### Material provided ###

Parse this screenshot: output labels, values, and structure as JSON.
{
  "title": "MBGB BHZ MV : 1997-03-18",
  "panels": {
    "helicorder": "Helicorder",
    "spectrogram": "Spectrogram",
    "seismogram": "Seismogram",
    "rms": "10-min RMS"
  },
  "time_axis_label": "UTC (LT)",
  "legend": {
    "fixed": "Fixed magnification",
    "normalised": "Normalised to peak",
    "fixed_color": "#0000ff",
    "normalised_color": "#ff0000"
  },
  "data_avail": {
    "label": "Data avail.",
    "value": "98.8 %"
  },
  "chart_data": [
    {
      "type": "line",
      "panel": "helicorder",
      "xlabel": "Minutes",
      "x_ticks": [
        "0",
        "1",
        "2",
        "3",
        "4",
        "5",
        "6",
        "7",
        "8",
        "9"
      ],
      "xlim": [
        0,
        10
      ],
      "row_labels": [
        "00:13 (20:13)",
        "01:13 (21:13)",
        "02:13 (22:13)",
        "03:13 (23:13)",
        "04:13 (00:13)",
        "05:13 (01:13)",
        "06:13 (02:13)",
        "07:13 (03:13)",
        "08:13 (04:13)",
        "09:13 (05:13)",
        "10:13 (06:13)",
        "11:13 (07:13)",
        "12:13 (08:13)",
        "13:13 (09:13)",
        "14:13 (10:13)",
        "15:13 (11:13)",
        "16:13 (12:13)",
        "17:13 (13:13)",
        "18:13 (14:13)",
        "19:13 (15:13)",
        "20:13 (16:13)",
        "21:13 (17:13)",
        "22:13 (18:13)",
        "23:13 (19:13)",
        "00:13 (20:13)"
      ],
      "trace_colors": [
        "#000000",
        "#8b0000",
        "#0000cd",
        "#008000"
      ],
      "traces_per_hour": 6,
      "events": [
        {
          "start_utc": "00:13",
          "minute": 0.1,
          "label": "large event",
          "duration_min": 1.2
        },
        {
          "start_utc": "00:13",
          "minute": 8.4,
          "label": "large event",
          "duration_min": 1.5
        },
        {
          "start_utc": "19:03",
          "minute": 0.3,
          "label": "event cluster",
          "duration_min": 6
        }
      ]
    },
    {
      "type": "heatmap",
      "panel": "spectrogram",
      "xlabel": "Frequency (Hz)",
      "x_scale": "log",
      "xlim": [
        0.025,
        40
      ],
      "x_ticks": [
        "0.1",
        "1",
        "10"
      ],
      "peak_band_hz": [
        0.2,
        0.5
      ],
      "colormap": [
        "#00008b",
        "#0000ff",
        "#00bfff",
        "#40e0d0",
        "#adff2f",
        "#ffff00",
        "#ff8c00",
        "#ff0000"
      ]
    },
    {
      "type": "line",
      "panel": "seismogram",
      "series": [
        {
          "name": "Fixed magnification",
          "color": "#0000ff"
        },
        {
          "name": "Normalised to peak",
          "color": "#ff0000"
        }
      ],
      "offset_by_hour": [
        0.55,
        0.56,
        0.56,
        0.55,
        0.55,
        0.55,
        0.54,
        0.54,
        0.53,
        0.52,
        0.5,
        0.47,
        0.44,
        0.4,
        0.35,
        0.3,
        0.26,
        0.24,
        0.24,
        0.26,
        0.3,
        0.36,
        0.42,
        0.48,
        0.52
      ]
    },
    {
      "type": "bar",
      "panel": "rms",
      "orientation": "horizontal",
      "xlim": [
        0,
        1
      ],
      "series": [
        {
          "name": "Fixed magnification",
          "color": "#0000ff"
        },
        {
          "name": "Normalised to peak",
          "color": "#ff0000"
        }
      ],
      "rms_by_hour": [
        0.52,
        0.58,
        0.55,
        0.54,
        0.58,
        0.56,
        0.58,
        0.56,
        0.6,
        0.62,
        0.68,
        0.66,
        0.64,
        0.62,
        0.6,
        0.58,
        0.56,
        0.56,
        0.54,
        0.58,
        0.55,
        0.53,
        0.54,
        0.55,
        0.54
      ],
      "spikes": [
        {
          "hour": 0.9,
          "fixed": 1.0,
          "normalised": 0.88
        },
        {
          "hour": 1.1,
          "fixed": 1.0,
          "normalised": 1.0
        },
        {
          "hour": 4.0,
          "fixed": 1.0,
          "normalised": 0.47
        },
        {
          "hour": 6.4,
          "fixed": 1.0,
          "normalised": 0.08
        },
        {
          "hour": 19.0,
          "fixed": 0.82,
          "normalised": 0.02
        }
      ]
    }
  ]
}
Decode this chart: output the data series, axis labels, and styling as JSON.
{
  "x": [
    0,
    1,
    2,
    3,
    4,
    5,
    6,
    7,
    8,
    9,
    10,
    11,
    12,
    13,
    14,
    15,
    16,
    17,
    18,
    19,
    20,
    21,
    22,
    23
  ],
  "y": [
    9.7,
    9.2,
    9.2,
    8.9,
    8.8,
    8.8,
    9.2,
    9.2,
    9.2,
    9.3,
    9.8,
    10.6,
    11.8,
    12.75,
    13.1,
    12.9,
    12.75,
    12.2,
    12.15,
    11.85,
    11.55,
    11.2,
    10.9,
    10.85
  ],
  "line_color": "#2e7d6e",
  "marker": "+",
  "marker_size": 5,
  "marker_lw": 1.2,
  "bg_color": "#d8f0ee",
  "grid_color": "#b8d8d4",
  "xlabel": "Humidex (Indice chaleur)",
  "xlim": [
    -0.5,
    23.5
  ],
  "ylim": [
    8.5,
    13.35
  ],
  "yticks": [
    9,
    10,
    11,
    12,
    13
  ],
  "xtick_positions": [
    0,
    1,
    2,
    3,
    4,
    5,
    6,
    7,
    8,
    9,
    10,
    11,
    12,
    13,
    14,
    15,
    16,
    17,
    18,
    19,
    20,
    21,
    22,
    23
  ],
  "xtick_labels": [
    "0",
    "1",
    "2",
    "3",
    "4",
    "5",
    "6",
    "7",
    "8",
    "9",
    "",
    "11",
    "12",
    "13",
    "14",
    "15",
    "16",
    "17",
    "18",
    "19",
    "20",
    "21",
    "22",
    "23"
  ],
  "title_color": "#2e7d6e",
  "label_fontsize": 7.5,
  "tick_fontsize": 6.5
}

###

Transcribe exactly, and only, the lines from the one bearing "Decode this chart: output" through the last line of the entries, counting both.

Decode this chart: output the data series, axis labels, and styling as JSON.
{
  "x": [
    0,
    1,
    2,
    3,
    4,
    5,
    6,
    7,
    8,
    9,
    10,
    11,
    12,
    13,
    14,
    15,
    16,
    17,
    18,
    19,
    20,
    21,
    22,
    23
  ],
  "y": [
    9.7,
    9.2,
    9.2,
    8.9,
    8.8,
    8.8,
    9.2,
    9.2,
    9.2,
    9.3,
    9.8,
    10.6,
    11.8,
    12.75,
    13.1,
    12.9,
    12.75,
    12.2,
    12.15,
    11.85,
    11.55,
    11.2,
    10.9,
    10.85
  ],
  "line_color": "#2e7d6e",
  "marker": "+",
  "marker_size": 5,
  "marker_lw": 1.2,
  "bg_color": "#d8f0ee",
  "grid_color": "#b8d8d4",
  "xlabel": "Humidex (Indice chaleur)",
  "xlim": [
    -0.5,
    23.5
  ],
  "ylim": [
    8.5,
    13.35
  ],
  "yticks": [
    9,
    10,
    11,
    12,
    13
  ],
  "xtick_positions": [
    0,
    1,
    2,
    3,
    4,
    5,
    6,
    7,
    8,
    9,
    10,
    11,
    12,
    13,
    14,
    15,
    16,
    17,
    18,
    19,
    20,
    21,
    22,
    23
  ],
  "xtick_labels": [
    "0",
    "1",
    "2",
    "3",
    "4",
    "5",
    "6",
    "7",
    "8",
    "9",
    "",
    "11",
    "12",
    "13",
    "14",
    "15",
    "16",
    "17",
    "18",
    "19",
    "20",
    "21",
    "22",
    "23"
  ],
  "title_color": "#2e7d6e",
  "label_fontsize": 7.5,
  "tick_fontsize": 6.5
}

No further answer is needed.